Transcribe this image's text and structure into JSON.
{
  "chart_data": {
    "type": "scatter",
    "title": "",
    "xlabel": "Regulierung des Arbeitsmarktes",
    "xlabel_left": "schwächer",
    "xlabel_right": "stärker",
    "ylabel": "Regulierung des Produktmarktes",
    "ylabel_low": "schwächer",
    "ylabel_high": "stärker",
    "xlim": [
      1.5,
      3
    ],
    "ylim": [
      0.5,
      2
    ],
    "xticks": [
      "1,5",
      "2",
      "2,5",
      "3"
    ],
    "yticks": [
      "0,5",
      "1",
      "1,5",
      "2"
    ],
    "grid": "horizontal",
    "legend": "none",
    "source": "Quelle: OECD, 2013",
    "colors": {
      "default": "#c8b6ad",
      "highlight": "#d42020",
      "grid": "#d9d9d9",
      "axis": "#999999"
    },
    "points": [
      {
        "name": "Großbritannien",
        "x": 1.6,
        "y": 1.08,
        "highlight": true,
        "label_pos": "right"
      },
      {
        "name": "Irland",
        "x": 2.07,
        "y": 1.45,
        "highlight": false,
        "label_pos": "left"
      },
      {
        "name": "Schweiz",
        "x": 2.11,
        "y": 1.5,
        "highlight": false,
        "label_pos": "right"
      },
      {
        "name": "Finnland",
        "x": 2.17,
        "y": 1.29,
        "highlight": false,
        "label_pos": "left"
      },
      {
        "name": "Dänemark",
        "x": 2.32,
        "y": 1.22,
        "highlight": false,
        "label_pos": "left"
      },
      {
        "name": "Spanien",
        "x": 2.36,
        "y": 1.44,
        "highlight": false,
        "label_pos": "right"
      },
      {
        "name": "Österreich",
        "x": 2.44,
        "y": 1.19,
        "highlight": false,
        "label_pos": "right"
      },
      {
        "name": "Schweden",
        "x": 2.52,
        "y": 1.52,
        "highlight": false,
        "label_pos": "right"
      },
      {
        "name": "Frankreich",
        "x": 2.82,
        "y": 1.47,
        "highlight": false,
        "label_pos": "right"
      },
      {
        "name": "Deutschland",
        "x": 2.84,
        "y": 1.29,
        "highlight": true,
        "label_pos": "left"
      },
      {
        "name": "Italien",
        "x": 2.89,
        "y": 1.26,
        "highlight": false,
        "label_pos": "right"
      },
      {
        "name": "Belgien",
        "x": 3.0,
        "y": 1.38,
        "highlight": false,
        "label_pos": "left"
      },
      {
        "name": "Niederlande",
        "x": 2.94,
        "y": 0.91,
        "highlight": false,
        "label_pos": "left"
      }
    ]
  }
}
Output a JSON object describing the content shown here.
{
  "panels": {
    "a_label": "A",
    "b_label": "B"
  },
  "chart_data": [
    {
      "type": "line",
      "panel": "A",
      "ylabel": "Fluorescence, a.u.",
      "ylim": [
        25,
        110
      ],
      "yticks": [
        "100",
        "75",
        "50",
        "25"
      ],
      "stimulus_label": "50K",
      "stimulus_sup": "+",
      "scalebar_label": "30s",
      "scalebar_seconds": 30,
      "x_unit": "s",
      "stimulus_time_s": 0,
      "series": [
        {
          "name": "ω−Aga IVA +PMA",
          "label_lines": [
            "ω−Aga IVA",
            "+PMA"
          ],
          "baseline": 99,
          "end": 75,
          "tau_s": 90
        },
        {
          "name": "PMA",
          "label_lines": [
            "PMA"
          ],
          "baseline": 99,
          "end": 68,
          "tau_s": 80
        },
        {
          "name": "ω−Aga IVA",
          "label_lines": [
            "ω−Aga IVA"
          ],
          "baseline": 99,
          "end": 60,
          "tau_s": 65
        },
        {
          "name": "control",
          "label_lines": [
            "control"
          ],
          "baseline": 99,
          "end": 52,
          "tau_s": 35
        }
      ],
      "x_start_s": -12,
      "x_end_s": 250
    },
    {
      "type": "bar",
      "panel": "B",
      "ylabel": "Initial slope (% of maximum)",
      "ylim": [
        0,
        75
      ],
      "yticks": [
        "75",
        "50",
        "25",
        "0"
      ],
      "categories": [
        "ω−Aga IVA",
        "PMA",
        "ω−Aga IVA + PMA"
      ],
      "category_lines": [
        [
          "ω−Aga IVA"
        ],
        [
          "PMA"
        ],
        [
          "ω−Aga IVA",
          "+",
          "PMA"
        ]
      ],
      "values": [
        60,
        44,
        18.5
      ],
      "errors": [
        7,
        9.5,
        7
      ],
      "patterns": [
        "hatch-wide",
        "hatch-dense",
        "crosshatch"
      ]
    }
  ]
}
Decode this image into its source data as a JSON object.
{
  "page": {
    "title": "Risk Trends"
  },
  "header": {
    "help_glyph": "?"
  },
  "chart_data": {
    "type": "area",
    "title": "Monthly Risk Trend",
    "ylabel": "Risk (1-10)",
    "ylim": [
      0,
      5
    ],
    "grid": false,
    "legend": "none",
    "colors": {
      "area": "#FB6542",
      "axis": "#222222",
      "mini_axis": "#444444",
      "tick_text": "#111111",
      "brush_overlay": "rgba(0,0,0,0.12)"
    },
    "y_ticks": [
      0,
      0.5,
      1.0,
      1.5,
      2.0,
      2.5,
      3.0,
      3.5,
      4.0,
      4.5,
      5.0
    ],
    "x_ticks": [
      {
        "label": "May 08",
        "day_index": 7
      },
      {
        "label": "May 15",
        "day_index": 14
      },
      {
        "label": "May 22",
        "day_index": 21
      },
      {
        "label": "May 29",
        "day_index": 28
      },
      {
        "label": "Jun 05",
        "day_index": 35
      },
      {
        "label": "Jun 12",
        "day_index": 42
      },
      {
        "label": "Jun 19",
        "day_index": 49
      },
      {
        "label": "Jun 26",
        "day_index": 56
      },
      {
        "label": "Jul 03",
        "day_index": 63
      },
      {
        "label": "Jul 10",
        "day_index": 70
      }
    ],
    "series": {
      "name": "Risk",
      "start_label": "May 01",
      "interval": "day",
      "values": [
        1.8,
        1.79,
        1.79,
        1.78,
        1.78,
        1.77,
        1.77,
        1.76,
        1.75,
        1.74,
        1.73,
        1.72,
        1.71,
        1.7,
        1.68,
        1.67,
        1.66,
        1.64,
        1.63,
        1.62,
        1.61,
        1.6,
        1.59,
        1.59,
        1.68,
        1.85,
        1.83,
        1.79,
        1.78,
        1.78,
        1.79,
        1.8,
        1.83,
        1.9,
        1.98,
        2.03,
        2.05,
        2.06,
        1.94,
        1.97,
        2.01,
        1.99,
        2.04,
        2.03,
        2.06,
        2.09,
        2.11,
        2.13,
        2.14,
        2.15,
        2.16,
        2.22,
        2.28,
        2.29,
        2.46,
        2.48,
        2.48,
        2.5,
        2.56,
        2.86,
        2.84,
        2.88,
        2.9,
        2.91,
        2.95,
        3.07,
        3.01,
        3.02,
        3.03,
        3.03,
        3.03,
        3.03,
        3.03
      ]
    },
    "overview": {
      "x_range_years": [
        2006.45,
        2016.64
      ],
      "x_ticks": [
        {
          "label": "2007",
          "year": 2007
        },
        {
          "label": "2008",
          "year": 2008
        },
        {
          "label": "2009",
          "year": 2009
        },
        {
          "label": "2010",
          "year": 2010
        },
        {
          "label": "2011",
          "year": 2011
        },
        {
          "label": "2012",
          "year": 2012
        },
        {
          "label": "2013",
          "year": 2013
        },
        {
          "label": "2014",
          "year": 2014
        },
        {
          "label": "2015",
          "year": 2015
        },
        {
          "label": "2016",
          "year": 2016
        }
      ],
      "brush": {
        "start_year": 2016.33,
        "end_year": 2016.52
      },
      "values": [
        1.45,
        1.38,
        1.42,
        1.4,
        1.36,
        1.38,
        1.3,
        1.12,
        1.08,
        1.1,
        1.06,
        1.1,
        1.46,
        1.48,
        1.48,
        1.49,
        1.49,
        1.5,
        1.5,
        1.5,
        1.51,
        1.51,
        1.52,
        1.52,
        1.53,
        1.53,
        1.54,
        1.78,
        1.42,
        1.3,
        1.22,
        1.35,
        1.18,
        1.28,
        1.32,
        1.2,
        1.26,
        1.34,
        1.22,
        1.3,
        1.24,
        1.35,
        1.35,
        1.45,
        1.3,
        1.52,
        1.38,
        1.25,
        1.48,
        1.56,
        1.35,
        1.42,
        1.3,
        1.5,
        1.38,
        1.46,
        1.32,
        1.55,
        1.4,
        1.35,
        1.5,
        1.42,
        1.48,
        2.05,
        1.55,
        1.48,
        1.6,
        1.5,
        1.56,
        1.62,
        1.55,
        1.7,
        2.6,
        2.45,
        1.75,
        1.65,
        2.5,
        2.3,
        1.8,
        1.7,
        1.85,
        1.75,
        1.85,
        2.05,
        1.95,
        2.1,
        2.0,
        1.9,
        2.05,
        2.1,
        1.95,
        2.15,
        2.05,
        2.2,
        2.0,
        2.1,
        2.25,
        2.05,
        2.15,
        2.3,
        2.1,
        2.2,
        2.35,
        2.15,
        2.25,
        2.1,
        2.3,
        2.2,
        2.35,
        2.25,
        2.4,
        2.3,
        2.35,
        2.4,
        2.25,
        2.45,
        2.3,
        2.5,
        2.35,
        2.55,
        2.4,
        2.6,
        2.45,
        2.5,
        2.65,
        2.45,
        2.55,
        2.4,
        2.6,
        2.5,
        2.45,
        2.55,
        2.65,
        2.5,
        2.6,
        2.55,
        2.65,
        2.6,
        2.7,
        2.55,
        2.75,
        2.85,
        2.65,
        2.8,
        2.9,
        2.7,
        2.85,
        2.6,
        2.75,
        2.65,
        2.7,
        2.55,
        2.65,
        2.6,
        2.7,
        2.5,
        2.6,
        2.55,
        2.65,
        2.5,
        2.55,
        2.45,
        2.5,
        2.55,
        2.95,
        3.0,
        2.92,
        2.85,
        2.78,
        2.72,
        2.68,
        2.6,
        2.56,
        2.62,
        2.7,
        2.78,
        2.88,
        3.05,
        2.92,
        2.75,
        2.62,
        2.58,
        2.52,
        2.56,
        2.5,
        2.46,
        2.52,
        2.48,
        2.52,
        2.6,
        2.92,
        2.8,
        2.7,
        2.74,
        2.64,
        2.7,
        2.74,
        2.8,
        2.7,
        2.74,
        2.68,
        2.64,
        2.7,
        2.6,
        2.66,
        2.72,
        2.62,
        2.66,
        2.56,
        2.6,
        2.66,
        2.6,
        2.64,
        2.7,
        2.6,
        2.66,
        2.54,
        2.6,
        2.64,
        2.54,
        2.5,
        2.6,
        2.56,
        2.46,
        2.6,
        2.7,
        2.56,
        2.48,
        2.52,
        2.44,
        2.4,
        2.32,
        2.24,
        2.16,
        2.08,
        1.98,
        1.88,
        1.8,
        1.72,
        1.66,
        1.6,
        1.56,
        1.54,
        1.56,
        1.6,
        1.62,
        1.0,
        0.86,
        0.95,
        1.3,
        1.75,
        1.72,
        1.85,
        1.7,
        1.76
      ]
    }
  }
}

━━━━━━━━

■ **Exercise directions**:
Each line that holds the word "title" should be extracted from the records.

■ **Solution to this exercise**:
    "title": "",
    "title": "Risk Trends"
    "title": "Monthly Risk Trend",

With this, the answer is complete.